Work instructions: Please output the data exactly, without omitting anything.

*** Opening of Data supplied ***

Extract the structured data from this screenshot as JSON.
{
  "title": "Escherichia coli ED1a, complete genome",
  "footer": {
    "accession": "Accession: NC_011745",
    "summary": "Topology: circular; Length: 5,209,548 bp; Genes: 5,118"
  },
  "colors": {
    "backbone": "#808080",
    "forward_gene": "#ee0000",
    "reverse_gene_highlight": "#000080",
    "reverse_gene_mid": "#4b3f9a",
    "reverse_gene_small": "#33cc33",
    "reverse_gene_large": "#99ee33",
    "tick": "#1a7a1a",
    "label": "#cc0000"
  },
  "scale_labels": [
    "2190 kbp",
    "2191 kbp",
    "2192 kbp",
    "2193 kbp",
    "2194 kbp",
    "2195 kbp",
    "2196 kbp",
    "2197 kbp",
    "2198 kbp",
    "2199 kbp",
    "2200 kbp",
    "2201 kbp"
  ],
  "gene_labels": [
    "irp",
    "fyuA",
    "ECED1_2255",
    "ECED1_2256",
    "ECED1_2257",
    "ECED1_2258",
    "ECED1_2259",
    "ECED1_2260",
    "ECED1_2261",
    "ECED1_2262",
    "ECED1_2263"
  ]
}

*** Close of Data supplied ***

Solution below:
Extract the structured data from this screenshot as JSON.
{
  "title": "Escherichia coli ED1a, complete genome",
  "footer": {
    "accession": "Accession: NC_011745",
    "summary": "Topology: circular; Length: 5,209,548 bp; Genes: 5,118"
  },
  "colors": {
    "backbone": "#808080",
    "forward_gene": "#ee0000",
    "reverse_gene_highlight": "#000080",
    "reverse_gene_mid": "#4b3f9a",
    "reverse_gene_small": "#33cc33",
    "reverse_gene_large": "#99ee33",
    "tick": "#1a7a1a",
    "label": "#cc0000"
  },
  "scale_labels": [
    "2190 kbp",
    "2191 kbp",
    "2192 kbp",
    "2193 kbp",
    "2194 kbp",
    "2195 kbp",
    "2196 kbp",
    "2197 kbp",
    "2198 kbp",
    "2199 kbp",
    "2200 kbp",
    "2201 kbp"
  ],
  "gene_labels": [
    "irp",
    "fyuA",
    "ECED1_2255",
    "ECED1_2256",
    "ECED1_2257",
    "ECED1_2258",
    "ECED1_2259",
    "ECED1_2260",
    "ECED1_2261",
    "ECED1_2262",
    "ECED1_2263"
  ]
}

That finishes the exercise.